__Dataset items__
##############################
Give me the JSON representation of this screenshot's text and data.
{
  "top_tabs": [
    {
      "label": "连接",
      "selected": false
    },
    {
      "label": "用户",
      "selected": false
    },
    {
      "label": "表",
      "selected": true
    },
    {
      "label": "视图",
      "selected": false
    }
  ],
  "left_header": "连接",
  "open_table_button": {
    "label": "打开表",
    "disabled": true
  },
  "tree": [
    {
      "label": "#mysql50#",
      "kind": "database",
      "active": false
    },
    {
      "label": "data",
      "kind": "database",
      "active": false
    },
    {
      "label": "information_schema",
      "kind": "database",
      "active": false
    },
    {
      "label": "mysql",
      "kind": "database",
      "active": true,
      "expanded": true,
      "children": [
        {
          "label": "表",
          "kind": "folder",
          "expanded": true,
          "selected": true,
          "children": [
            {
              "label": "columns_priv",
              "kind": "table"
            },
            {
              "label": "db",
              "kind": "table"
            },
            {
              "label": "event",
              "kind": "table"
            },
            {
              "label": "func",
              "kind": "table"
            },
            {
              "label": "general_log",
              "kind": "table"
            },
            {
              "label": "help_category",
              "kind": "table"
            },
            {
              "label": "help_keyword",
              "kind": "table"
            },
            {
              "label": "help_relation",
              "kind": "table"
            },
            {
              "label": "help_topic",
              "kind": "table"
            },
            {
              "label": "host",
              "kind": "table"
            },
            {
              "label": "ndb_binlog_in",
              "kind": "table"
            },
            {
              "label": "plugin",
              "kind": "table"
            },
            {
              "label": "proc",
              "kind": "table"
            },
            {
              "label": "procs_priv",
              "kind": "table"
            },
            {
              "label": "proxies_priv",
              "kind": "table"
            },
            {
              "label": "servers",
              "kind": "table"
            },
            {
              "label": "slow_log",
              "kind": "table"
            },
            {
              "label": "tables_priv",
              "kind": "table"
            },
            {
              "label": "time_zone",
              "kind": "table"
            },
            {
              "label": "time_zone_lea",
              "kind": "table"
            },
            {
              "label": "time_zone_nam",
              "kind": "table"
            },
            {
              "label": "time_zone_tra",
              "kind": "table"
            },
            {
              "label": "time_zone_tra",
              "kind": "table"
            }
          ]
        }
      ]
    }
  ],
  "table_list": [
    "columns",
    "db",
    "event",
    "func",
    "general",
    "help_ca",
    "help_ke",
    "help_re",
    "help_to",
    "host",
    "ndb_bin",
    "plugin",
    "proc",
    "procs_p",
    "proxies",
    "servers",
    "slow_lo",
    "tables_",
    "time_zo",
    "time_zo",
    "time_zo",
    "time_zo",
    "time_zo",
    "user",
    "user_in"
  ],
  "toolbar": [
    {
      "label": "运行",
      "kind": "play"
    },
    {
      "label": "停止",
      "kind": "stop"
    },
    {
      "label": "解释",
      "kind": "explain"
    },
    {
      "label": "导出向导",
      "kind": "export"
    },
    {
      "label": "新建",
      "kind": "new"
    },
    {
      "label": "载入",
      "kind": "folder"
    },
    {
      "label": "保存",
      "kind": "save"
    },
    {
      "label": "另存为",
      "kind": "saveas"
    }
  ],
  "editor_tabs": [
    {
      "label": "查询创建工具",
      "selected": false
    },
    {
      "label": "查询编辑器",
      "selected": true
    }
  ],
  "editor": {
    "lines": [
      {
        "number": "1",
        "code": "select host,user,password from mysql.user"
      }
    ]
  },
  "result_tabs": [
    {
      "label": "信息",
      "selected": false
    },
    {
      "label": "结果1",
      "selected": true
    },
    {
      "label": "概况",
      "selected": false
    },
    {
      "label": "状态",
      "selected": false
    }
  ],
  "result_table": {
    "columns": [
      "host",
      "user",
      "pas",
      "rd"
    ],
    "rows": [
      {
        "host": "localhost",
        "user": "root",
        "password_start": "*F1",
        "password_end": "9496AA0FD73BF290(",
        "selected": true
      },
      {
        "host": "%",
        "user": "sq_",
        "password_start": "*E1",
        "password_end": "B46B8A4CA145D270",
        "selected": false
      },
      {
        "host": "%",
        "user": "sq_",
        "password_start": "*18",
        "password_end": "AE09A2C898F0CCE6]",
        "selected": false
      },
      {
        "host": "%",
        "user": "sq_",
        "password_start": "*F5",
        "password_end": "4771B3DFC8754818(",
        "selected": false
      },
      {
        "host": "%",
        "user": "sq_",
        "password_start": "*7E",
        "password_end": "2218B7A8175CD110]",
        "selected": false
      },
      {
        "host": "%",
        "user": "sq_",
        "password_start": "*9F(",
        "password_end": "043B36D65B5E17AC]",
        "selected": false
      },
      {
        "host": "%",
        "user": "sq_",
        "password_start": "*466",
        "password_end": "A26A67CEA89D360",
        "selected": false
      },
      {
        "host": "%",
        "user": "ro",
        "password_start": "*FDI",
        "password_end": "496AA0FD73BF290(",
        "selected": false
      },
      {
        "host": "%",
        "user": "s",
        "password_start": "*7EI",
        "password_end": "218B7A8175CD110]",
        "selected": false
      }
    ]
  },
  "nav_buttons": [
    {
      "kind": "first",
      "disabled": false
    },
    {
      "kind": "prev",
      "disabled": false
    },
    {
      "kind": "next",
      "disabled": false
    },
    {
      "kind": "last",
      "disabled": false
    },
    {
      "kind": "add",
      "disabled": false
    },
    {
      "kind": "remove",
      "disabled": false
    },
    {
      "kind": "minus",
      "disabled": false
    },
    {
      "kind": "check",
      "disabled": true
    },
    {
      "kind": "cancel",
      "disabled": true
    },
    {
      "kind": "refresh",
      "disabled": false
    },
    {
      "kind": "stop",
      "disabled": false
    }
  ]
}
##############################
Go through the entries above and copy every line containing "true".

      "selected": true
    "disabled": true
      "active": true,
      "expanded": true,
          "expanded": true,
          "selected": true,
      "selected": true
      "selected": true
        "selected": true
      "disabled": true
      "disabled": true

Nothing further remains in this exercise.